Data items
######

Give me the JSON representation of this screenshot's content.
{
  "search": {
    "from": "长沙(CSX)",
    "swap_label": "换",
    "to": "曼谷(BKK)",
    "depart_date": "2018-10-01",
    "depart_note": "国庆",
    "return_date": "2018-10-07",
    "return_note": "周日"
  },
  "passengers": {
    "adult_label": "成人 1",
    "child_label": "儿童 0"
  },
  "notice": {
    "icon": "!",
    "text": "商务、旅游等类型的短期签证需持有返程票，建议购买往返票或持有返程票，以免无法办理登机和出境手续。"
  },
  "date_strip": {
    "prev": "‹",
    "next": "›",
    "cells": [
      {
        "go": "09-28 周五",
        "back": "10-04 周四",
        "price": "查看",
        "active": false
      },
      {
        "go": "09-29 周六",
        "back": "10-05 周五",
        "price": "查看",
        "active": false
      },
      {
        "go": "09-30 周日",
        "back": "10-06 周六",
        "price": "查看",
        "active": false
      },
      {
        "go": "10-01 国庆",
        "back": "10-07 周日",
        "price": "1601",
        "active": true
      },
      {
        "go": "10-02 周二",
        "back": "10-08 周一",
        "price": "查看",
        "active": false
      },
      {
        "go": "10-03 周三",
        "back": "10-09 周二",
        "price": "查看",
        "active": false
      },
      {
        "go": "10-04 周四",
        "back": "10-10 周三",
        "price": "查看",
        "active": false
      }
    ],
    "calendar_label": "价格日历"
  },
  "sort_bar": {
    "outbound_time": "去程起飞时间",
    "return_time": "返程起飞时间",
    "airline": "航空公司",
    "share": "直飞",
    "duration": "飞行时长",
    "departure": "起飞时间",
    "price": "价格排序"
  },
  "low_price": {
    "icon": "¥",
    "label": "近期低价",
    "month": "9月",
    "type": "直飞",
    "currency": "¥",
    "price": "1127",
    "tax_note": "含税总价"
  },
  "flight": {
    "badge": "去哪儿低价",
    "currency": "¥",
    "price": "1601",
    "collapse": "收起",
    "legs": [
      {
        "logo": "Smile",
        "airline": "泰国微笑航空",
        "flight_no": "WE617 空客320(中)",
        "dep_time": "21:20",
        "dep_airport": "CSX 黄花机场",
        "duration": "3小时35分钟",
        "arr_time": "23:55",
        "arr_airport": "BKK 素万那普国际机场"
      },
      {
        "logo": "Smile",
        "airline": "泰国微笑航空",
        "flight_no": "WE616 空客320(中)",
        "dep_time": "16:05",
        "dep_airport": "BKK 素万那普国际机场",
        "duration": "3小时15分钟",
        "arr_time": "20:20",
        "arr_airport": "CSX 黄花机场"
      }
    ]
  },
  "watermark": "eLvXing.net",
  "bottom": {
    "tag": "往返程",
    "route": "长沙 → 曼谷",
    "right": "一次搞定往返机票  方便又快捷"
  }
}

######

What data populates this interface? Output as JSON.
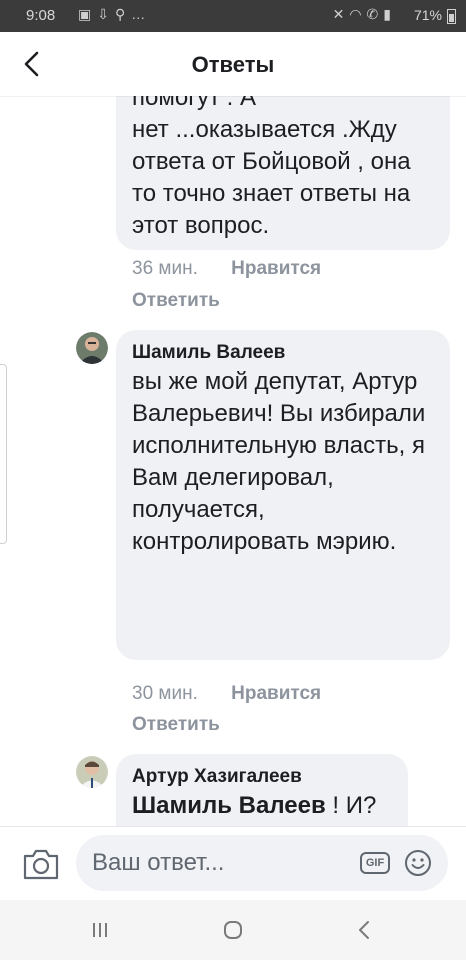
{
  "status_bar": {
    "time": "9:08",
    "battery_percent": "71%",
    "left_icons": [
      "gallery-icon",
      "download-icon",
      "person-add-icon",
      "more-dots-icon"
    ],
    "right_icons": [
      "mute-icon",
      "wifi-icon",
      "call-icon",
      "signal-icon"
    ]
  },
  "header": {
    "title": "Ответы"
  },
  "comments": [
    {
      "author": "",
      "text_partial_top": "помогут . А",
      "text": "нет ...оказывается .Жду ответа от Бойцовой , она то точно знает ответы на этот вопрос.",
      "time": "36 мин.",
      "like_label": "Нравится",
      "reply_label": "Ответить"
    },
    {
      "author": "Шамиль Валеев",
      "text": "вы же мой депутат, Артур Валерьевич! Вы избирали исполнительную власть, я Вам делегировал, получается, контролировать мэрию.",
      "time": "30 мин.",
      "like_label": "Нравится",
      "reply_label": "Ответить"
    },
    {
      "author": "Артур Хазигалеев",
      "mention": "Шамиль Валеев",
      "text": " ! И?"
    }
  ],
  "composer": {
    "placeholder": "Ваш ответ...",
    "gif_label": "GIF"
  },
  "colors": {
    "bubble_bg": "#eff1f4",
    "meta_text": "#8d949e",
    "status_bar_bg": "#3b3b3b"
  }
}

######

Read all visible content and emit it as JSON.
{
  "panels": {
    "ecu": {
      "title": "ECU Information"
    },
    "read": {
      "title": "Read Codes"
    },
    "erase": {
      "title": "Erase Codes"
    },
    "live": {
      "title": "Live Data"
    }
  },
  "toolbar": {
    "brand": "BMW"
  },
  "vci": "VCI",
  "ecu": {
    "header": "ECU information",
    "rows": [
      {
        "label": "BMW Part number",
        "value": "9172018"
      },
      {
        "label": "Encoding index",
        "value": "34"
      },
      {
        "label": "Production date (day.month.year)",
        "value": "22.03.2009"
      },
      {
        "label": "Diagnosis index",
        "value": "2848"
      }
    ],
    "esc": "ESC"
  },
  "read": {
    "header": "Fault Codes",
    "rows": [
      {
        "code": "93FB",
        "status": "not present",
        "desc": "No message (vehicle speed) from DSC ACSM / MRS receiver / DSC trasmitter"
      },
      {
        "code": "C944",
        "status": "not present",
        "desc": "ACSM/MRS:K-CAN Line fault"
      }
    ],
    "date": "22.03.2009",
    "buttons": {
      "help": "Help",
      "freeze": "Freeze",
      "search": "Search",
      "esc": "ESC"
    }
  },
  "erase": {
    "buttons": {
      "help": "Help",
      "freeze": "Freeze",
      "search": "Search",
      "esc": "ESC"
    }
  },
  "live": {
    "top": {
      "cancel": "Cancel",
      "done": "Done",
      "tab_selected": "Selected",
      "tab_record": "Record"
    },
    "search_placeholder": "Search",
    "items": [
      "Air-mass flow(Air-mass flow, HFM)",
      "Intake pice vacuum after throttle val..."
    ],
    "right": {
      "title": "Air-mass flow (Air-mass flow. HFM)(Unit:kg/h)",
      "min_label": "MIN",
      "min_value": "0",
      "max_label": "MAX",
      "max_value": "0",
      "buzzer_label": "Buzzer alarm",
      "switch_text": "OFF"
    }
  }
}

######

▸ **GOAL OF THE EXERCISE**
Return only the number of lines in the data above that include the word "author".

▸ **REPLY**
3